BEGIN

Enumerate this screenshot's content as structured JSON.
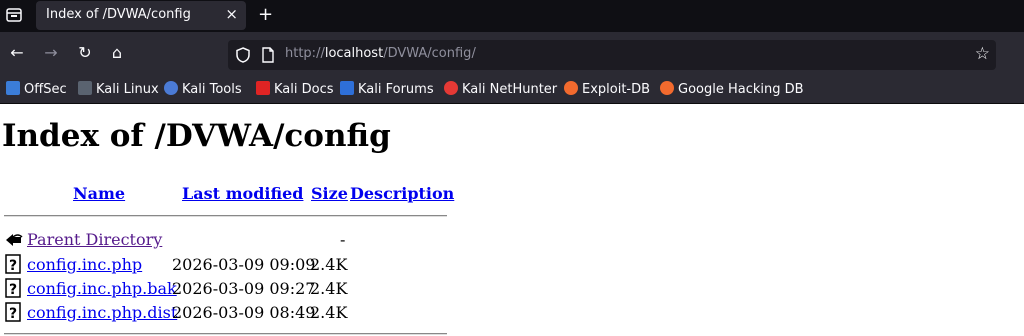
{
  "browser": {
    "tab_title": "Index of /DVWA/config",
    "tab_close": "×",
    "new_tab": "+",
    "url_proto": "http://",
    "url_host": "localhost",
    "url_path": "/DVWA/config/",
    "back": "←",
    "forward": "→",
    "reload": "↻",
    "home": "⌂",
    "star": "☆"
  },
  "bookmarks": [
    {
      "label": "OffSec",
      "icon": "offsec-icon",
      "color": "#3b7dd8"
    },
    {
      "label": "Kali Linux",
      "icon": "kali-dragon-icon",
      "color": "#cfd8e3"
    },
    {
      "label": "Kali Tools",
      "icon": "kali-tools-icon",
      "color": "#4b7bd6"
    },
    {
      "label": "Kali Docs",
      "icon": "kali-docs-icon",
      "color": "#e02424"
    },
    {
      "label": "Kali Forums",
      "icon": "kali-forums-icon",
      "color": "#2e6fd8"
    },
    {
      "label": "Kali NetHunter",
      "icon": "nethunter-icon",
      "color": "#e53935"
    },
    {
      "label": "Exploit-DB",
      "icon": "exploit-db-icon",
      "color": "#f26a2e"
    },
    {
      "label": "Google Hacking DB",
      "icon": "ghdb-icon",
      "color": "#f26a2e"
    }
  ],
  "page": {
    "title": "Index of /DVWA/config",
    "columns": {
      "name": "Name",
      "last_modified": "Last modified",
      "size": "Size",
      "description": "Description"
    },
    "rows": [
      {
        "name": "Parent Directory",
        "date": "",
        "size": "-",
        "icon": "back-folder-icon"
      },
      {
        "name": "config.inc.php",
        "date": "2026-03-09 09:09",
        "size": "2.4K",
        "icon": "unknown-file-icon"
      },
      {
        "name": "config.inc.php.bak",
        "date": "2026-03-09 09:27",
        "size": "2.4K",
        "icon": "unknown-file-icon"
      },
      {
        "name": "config.inc.php.dist",
        "date": "2026-03-09 08:49",
        "size": "2.4K",
        "icon": "unknown-file-icon"
      }
    ]
  }
}
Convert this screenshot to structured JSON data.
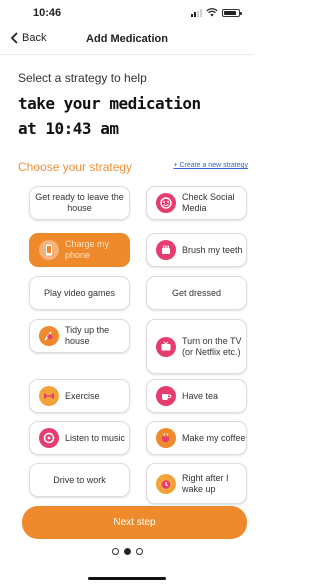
{
  "status": {
    "time": "10:46"
  },
  "nav": {
    "back_label": "Back",
    "title": "Add Medication"
  },
  "intro": {
    "prompt": "Select a strategy to help",
    "line1": "take your medication",
    "line2": "at 10:43 am"
  },
  "section": {
    "title": "Choose your strategy",
    "create_link": "+ Create a new strategy"
  },
  "strategies": [
    {
      "label": "Get ready to leave the house",
      "icon": "",
      "selected": false
    },
    {
      "label": "Check Social Media",
      "icon": "social-media-icon",
      "selected": false
    },
    {
      "label": "Charge my phone",
      "icon": "phone-icon",
      "selected": true
    },
    {
      "label": "Brush my teeth",
      "icon": "toothbrush-icon",
      "selected": false
    },
    {
      "label": "Play video games",
      "icon": "",
      "selected": false
    },
    {
      "label": "Get dressed",
      "icon": "",
      "selected": false
    },
    {
      "label": "Tidy up the house",
      "icon": "tidy-icon",
      "selected": false
    },
    {
      "label": "Turn on the TV (or Netflix etc.)",
      "icon": "tv-icon",
      "selected": false
    },
    {
      "label": "Exercise",
      "icon": "dumbbell-icon",
      "selected": false
    },
    {
      "label": "Have tea",
      "icon": "tea-icon",
      "selected": false
    },
    {
      "label": "Listen to music",
      "icon": "music-icon",
      "selected": false
    },
    {
      "label": "Make my coffee",
      "icon": "coffee-icon",
      "selected": false
    },
    {
      "label": "Drive to work",
      "icon": "",
      "selected": false
    },
    {
      "label": "Right after I wake up",
      "icon": "alarm-icon",
      "selected": false
    }
  ],
  "next_button": "Next step",
  "pager": {
    "total": 3,
    "current": 2
  },
  "colors": {
    "accent": "#ee8a2b",
    "heading_orange": "#ee9036",
    "link": "#3366cc",
    "icon_pink": "#e63c70"
  }
}
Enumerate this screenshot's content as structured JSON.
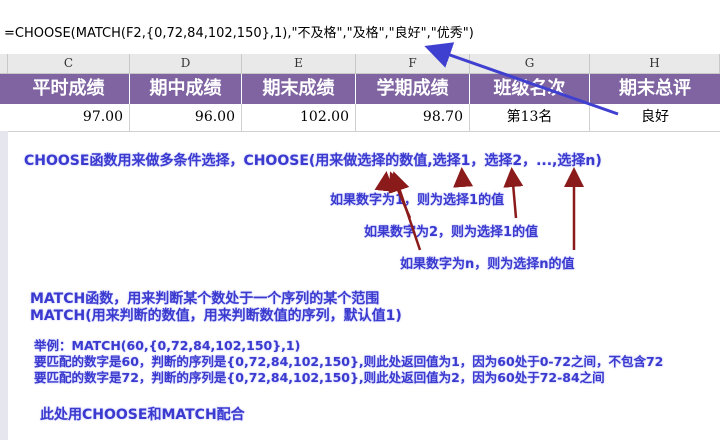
{
  "formula_bar": {
    "formula": "=CHOOSE(MATCH(F2,{0,72,84,102,150},1),\"不及格\",\"及格\",\"良好\",\"优秀\")"
  },
  "sheet": {
    "column_letters": [
      "C",
      "D",
      "E",
      "F",
      "G",
      "H"
    ],
    "headers": [
      "平时成绩",
      "期中成绩",
      "期末成绩",
      "学期成绩",
      "班级名次",
      "期末总评"
    ],
    "row": [
      "97.00",
      "96.00",
      "102.00",
      "98.70",
      "第13名",
      "良好"
    ],
    "header_color": "#8064a2"
  },
  "annotations": {
    "choose_intro": "CHOOSE函数用来做多条件选择，CHOOSE(用来做选择的数值,选择1，选择2，...,选择n)",
    "choose_note1": "如果数字为1，则为选择1的值",
    "choose_note2": "如果数字为2，则为选择1的值",
    "choose_note3": "如果数字为n，则为选择n的值",
    "match_intro": "MATCH函数，用来判断某个数处于一个序列的某个范围",
    "match_syntax": "MATCH(用来判断的数值，用来判断数值的序列，默认值1)",
    "example_title": "举例：MATCH(60,{0,72,84,102,150},1)",
    "example_line1": "要匹配的数字是60，判断的序列是{0,72,84,102,150},则此处返回值为1，因为60处于0-72之间，不包含72",
    "example_line2": "要匹配的数字是72，判断的序列是{0,72,84,102,150},则此处返回值为2，因为60处于72-84之间",
    "combo_note": "此处用CHOOSE和MATCH配合"
  },
  "colors": {
    "annotation_text": "#3a3acf",
    "arrow": "#8b1a1a",
    "pointer_arrow": "#4040d0"
  }
}
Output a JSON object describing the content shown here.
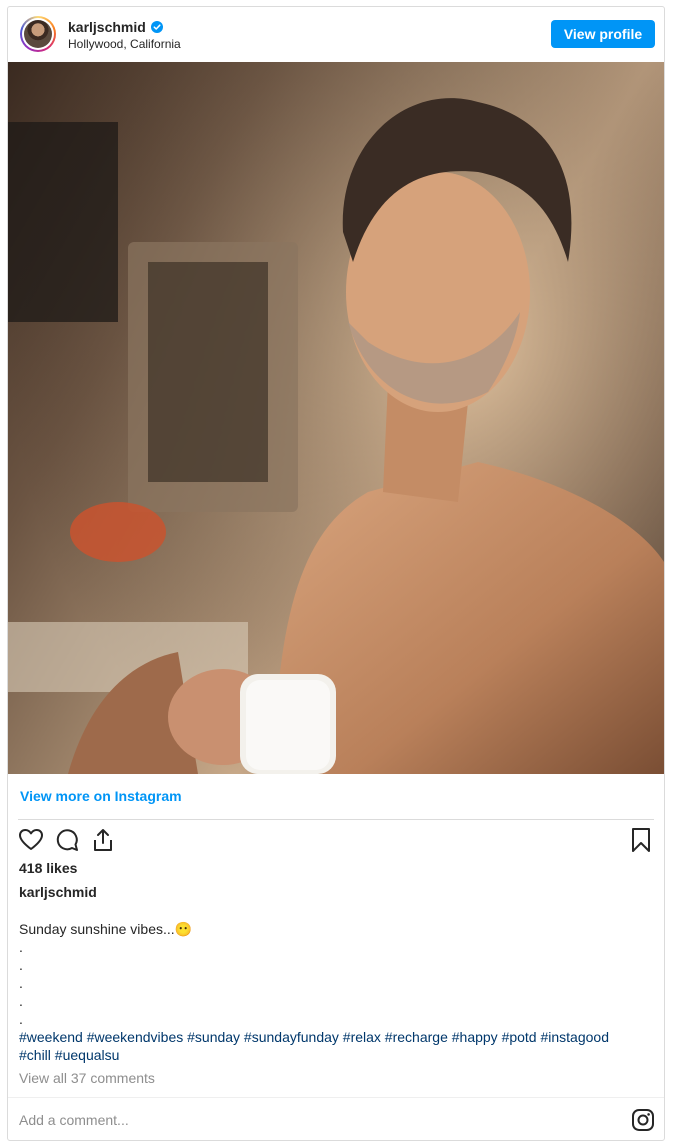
{
  "header": {
    "username": "karljschmid",
    "location": "Hollywood, California",
    "view_profile_label": "View profile"
  },
  "photo": {
    "description_icon": "photo"
  },
  "view_more_label": "View more on Instagram",
  "actions": {
    "icons": [
      "heart-icon",
      "comment-icon",
      "share-icon",
      "bookmark-icon"
    ]
  },
  "likes_text": "418 likes",
  "caption": {
    "username": "karljschmid",
    "text": "Sunday sunshine vibes...",
    "emoji": "😶",
    "dots": [
      ".",
      ".",
      ".",
      ".",
      "."
    ],
    "hashtags_line1": "#weekend #weekendvibes #sunday #sundayfunday #relax #recharge #happy #potd #instagood",
    "hashtags_line2": "#chill #uequalsu"
  },
  "comments_link": "View all 37 comments",
  "add_comment_placeholder": "Add a comment...",
  "colors": {
    "accent": "#0095f6",
    "hashtag": "#00376b",
    "muted": "#8e8e8e"
  }
}
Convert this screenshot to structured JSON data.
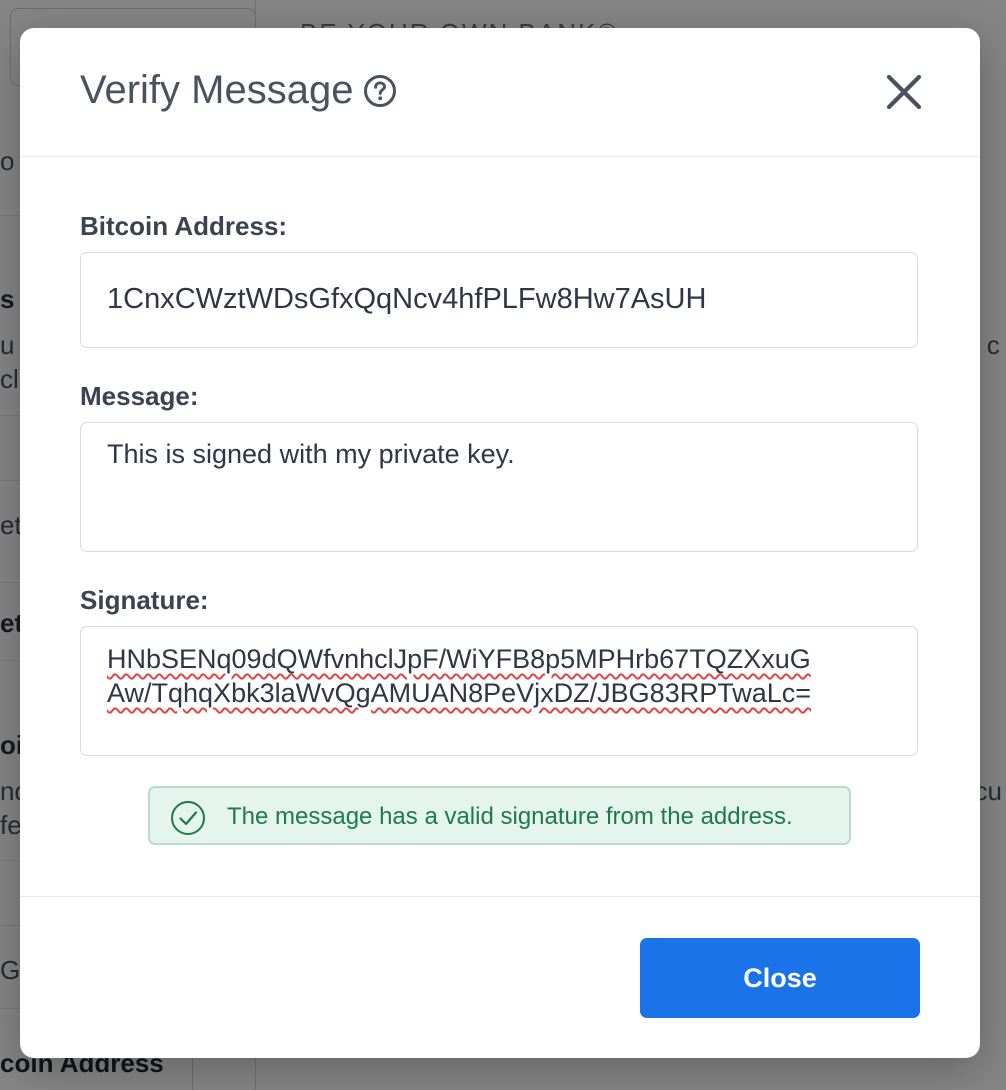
{
  "background": {
    "tagline": "BE YOUR OWN BANK®",
    "coin_address_label": "coin Address",
    "fragments": [
      "o",
      "s",
      "u t",
      "cli",
      "et",
      "et",
      "oi",
      "nd",
      "fe",
      "Gf",
      "ll c",
      "ecu"
    ]
  },
  "modal": {
    "title": "Verify Message",
    "help_icon": "question-circle-icon",
    "close_icon": "close-x-icon",
    "address_label": "Bitcoin Address:",
    "address_value": "1CnxCWztWDsGfxQqNcv4hfPLFw8Hw7AsUH",
    "message_label": "Message:",
    "message_value": "This is signed with my private key.",
    "signature_label": "Signature:",
    "signature_lines": [
      "HNbSENq09dQWfvnhclJpF/WiYFB8p5MPHrb67TQZXxuG",
      "Aw/TqhqXbk3laWvQgAMUAN8PeVjxDZ/JBG83RPTwaLc="
    ],
    "status_icon": "check-circle-icon",
    "status_text": "The message has a valid signature from the address.",
    "close_button": "Close"
  },
  "colors": {
    "primary": "#1a73e8",
    "success_text": "#1d7a50",
    "success_bg": "#e6f4ee"
  }
}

END

WORK TO DO> Reproduce the whole listing above word for word, but not its pictures.

RESULT FOR THIS TASK>
Enumerate this screenshot's content as structured JSON.
{
  "browser": {
    "tab_title": "Index of /DVWA/config",
    "tab_close": "×",
    "new_tab": "+",
    "url_proto": "http://",
    "url_host": "localhost",
    "url_path": "/DVWA/config/",
    "back": "←",
    "forward": "→",
    "reload": "↻",
    "home": "⌂",
    "star": "☆"
  },
  "bookmarks": [
    {
      "label": "OffSec",
      "icon": "offsec-icon",
      "color": "#3b7dd8"
    },
    {
      "label": "Kali Linux",
      "icon": "kali-dragon-icon",
      "color": "#cfd8e3"
    },
    {
      "label": "Kali Tools",
      "icon": "kali-tools-icon",
      "color": "#4b7bd6"
    },
    {
      "label": "Kali Docs",
      "icon": "kali-docs-icon",
      "color": "#e02424"
    },
    {
      "label": "Kali Forums",
      "icon": "kali-forums-icon",
      "color": "#2e6fd8"
    },
    {
      "label": "Kali NetHunter",
      "icon": "nethunter-icon",
      "color": "#e53935"
    },
    {
      "label": "Exploit-DB",
      "icon": "exploit-db-icon",
      "color": "#f26a2e"
    },
    {
      "label": "Google Hacking DB",
      "icon": "ghdb-icon",
      "color": "#f26a2e"
    }
  ],
  "page": {
    "title": "Index of /DVWA/config",
    "columns": {
      "name": "Name",
      "last_modified": "Last modified",
      "size": "Size",
      "description": "Description"
    },
    "rows": [
      {
        "name": "Parent Directory",
        "date": "",
        "size": "-",
        "icon": "back-folder-icon"
      },
      {
        "name": "config.inc.php",
        "date": "2026-03-09 09:09",
        "size": "2.4K",
        "icon": "unknown-file-icon"
      },
      {
        "name": "config.inc.php.bak",
        "date": "2026-03-09 09:27",
        "size": "2.4K",
        "icon": "unknown-file-icon"
      },
      {
        "name": "config.inc.php.dist",
        "date": "2026-03-09 08:49",
        "size": "2.4K",
        "icon": "unknown-file-icon"
      }
    ]
  }
}
Convert this screenshot to structured JSON data.
{
  "status": {
    "time": "10:46"
  },
  "nav": {
    "back_label": "Back",
    "title": "Add Medication"
  },
  "intro": {
    "prompt": "Select a strategy to help",
    "line1": "take your medication",
    "line2": "at 10:43 am"
  },
  "section": {
    "title": "Choose your strategy",
    "create_link": "+ Create a new strategy"
  },
  "strategies": [
    {
      "label": "Get ready to leave the house",
      "icon": "",
      "selected": false
    },
    {
      "label": "Check Social Media",
      "icon": "social-media-icon",
      "selected": false
    },
    {
      "label": "Charge my phone",
      "icon": "phone-icon",
      "selected": true
    },
    {
      "label": "Brush my teeth",
      "icon": "toothbrush-icon",
      "selected": false
    },
    {
      "label": "Play video games",
      "icon": "",
      "selected": false
    },
    {
      "label": "Get dressed",
      "icon": "",
      "selected": false
    },
    {
      "label": "Tidy up the house",
      "icon": "tidy-icon",
      "selected": false
    },
    {
      "label": "Turn on the TV (or Netflix etc.)",
      "icon": "tv-icon",
      "selected": false
    },
    {
      "label": "Exercise",
      "icon": "dumbbell-icon",
      "selected": false
    },
    {
      "label": "Have tea",
      "icon": "tea-icon",
      "selected": false
    },
    {
      "label": "Listen to music",
      "icon": "music-icon",
      "selected": false
    },
    {
      "label": "Make my coffee",
      "icon": "coffee-icon",
      "selected": false
    },
    {
      "label": "Drive to work",
      "icon": "",
      "selected": false
    },
    {
      "label": "Right after I wake up",
      "icon": "alarm-icon",
      "selected": false
    }
  ],
  "next_button": "Next step",
  "pager": {
    "total": 3,
    "current": 2
  },
  "colors": {
    "accent": "#ee8a2b",
    "heading_orange": "#ee9036",
    "link": "#3366cc",
    "icon_pink": "#e63c70"
  }
}
Enumerate this screenshot's content as structured JSON.
{
  "formula_bar": {
    "formula": "=CHOOSE(MATCH(F2,{0,72,84,102,150},1),\"不及格\",\"及格\",\"良好\",\"优秀\")"
  },
  "sheet": {
    "column_letters": [
      "C",
      "D",
      "E",
      "F",
      "G",
      "H"
    ],
    "headers": [
      "平时成绩",
      "期中成绩",
      "期末成绩",
      "学期成绩",
      "班级名次",
      "期末总评"
    ],
    "row": [
      "97.00",
      "96.00",
      "102.00",
      "98.70",
      "第13名",
      "良好"
    ],
    "header_color": "#8064a2"
  },
  "annotations": {
    "choose_intro": "CHOOSE函数用来做多条件选择，CHOOSE(用来做选择的数值,选择1，选择2，...,选择n)",
    "choose_note1": "如果数字为1，则为选择1的值",
    "choose_note2": "如果数字为2，则为选择1的值",
    "choose_note3": "如果数字为n，则为选择n的值",
    "match_intro": "MATCH函数，用来判断某个数处于一个序列的某个范围",
    "match_syntax": "MATCH(用来判断的数值，用来判断数值的序列，默认值1)",
    "example_title": "举例：MATCH(60,{0,72,84,102,150},1)",
    "example_line1": "要匹配的数字是60，判断的序列是{0,72,84,102,150},则此处返回值为1，因为60处于0-72之间，不包含72",
    "example_line2": "要匹配的数字是72，判断的序列是{0,72,84,102,150},则此处返回值为2，因为60处于72-84之间",
    "combo_note": "此处用CHOOSE和MATCH配合"
  },
  "colors": {
    "annotation_text": "#3a3acf",
    "arrow": "#8b1a1a",
    "pointer_arrow": "#4040d0"
  }
}
Output a JSON object describing the content shown here.
{
  "header": {
    "username": "karljschmid",
    "location": "Hollywood, California",
    "view_profile_label": "View profile"
  },
  "photo": {
    "description_icon": "photo"
  },
  "view_more_label": "View more on Instagram",
  "actions": {
    "icons": [
      "heart-icon",
      "comment-icon",
      "share-icon",
      "bookmark-icon"
    ]
  },
  "likes_text": "418 likes",
  "caption": {
    "username": "karljschmid",
    "text": "Sunday sunshine vibes...",
    "emoji": "😶",
    "dots": [
      ".",
      ".",
      ".",
      ".",
      "."
    ],
    "hashtags_line1": "#weekend #weekendvibes #sunday #sundayfunday #relax #recharge #happy #potd #instagood",
    "hashtags_line2": "#chill #uequalsu"
  },
  "comments_link": "View all 37 comments",
  "add_comment_placeholder": "Add a comment...",
  "colors": {
    "accent": "#0095f6",
    "hashtag": "#00376b",
    "muted": "#8e8e8e"
  }
}
Convert this screenshot to structured JSON data.
{
  "background": {
    "tagline": "BE YOUR OWN BANK®",
    "coin_address_label": "coin Address",
    "fragments": [
      "o",
      "s",
      "u t",
      "cli",
      "et",
      "et",
      "oi",
      "nd",
      "fe",
      "Gf",
      "ll c",
      "ecu"
    ]
  },
  "modal": {
    "title": "Verify Message",
    "help_icon": "question-circle-icon",
    "close_icon": "close-x-icon",
    "address_label": "Bitcoin Address:",
    "address_value": "1CnxCWztWDsGfxQqNcv4hfPLFw8Hw7AsUH",
    "message_label": "Message:",
    "message_value": "This is signed with my private key.",
    "signature_label": "Signature:",
    "signature_lines": [
      "HNbSENq09dQWfvnhclJpF/WiYFB8p5MPHrb67TQZXxuG",
      "Aw/TqhqXbk3laWvQgAMUAN8PeVjxDZ/JBG83RPTwaLc="
    ],
    "status_icon": "check-circle-icon",
    "status_text": "The message has a valid signature from the address.",
    "close_button": "Close"
  },
  "colors": {
    "primary": "#1a73e8",
    "success_text": "#1d7a50",
    "success_bg": "#e6f4ee"
  }
}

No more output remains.